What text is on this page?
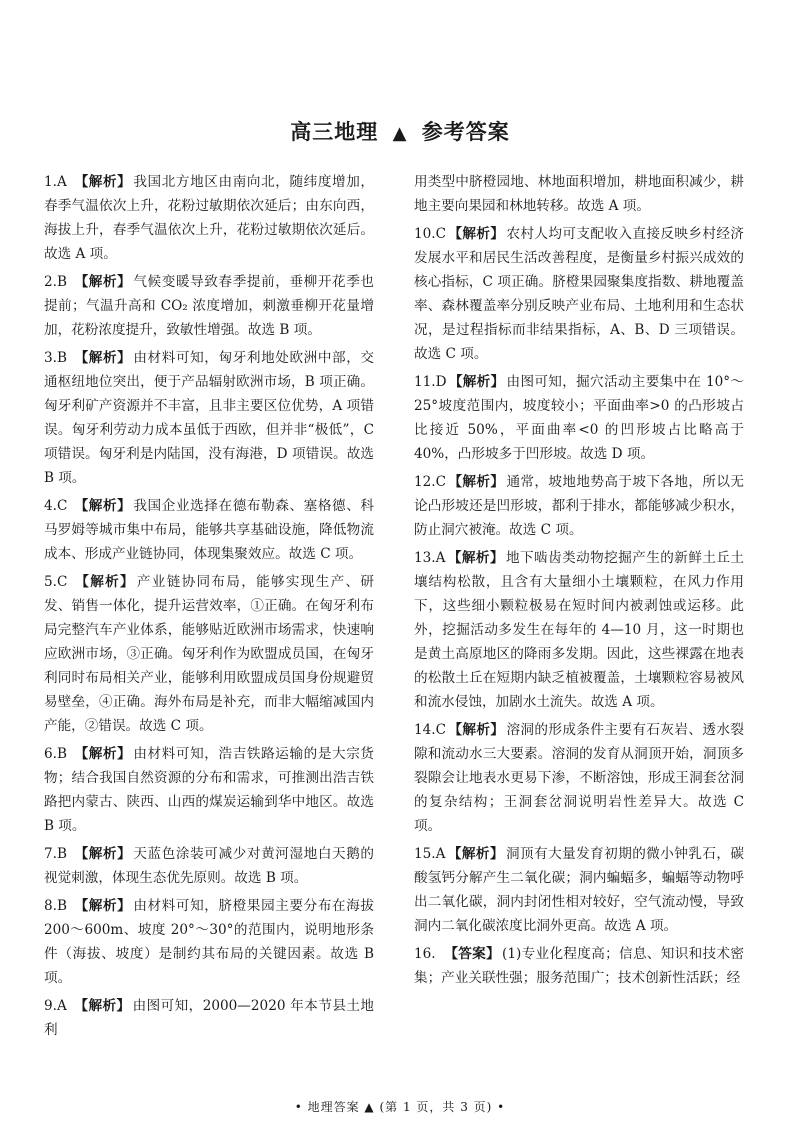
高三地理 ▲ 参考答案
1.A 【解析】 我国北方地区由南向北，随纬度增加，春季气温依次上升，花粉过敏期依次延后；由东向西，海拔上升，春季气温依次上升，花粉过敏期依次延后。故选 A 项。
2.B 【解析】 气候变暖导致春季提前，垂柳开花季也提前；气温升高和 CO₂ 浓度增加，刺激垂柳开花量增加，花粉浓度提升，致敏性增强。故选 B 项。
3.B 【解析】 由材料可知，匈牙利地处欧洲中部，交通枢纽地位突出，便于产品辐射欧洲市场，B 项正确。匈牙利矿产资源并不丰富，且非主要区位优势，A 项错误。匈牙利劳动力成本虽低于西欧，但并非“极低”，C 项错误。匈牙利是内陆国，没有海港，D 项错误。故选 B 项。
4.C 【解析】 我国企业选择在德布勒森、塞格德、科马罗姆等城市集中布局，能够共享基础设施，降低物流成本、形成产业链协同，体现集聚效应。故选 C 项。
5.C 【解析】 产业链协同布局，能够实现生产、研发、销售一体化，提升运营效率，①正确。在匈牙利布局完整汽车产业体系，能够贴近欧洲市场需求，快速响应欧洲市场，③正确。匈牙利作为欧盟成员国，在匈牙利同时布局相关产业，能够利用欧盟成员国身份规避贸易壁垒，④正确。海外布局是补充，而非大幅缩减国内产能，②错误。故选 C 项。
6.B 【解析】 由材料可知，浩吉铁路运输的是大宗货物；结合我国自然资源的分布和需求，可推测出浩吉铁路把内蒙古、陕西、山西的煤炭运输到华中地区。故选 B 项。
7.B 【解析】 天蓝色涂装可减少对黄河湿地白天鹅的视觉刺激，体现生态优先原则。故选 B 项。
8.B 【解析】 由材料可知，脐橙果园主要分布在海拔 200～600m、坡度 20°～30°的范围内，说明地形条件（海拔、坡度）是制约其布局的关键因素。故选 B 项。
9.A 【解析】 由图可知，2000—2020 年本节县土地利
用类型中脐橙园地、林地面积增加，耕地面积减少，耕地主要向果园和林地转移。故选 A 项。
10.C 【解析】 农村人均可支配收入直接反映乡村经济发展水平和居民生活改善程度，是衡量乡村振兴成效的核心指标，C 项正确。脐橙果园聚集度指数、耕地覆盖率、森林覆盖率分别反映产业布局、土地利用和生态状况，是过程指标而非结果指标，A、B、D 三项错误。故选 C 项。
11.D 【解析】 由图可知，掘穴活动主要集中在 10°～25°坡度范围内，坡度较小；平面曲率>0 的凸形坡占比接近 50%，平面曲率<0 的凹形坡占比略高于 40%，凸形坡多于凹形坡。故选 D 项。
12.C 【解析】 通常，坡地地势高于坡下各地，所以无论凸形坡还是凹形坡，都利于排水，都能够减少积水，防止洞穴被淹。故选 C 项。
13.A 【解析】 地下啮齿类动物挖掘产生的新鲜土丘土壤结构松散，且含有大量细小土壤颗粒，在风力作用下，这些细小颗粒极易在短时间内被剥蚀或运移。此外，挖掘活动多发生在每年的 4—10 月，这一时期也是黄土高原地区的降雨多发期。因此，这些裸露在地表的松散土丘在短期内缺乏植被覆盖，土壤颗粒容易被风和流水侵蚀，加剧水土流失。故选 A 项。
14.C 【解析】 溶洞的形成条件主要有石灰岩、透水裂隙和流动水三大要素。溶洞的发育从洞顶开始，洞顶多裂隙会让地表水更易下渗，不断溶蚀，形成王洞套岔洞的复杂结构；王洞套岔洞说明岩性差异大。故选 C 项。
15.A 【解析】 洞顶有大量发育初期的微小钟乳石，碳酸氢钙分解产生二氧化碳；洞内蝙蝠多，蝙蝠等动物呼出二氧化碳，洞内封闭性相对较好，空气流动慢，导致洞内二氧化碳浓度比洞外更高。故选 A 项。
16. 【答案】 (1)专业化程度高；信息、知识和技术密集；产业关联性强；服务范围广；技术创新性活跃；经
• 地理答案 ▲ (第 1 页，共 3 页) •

* * *

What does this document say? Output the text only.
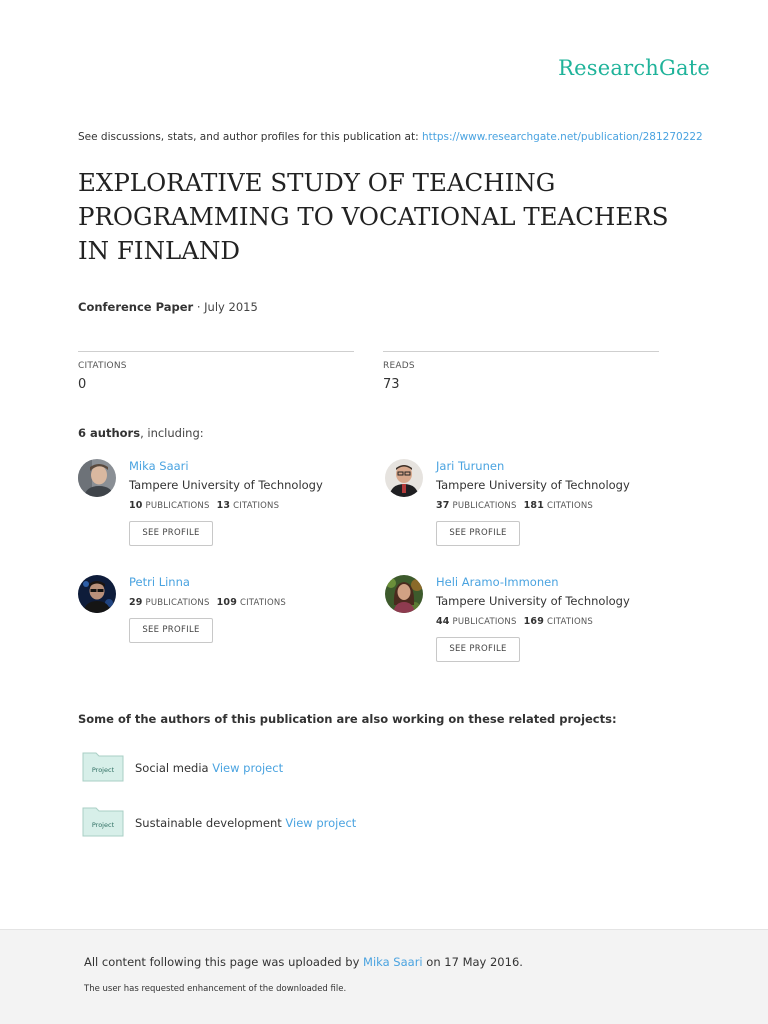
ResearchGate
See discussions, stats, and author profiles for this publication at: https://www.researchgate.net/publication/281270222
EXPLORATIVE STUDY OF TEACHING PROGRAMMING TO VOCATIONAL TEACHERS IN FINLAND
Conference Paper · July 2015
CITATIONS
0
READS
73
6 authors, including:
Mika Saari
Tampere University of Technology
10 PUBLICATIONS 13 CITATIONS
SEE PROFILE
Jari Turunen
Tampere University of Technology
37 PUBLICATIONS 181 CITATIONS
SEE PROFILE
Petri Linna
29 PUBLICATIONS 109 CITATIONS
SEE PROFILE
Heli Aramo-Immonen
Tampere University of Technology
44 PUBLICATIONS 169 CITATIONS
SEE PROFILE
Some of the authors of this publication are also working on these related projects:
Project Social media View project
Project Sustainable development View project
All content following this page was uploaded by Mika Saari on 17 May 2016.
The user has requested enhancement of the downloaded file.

**STATED PROBLEM**
Count the lines of the listing above that include the word "由材料可知" and state the total with nothing else.

**SOLUTION TO THIS EXERCISE**
3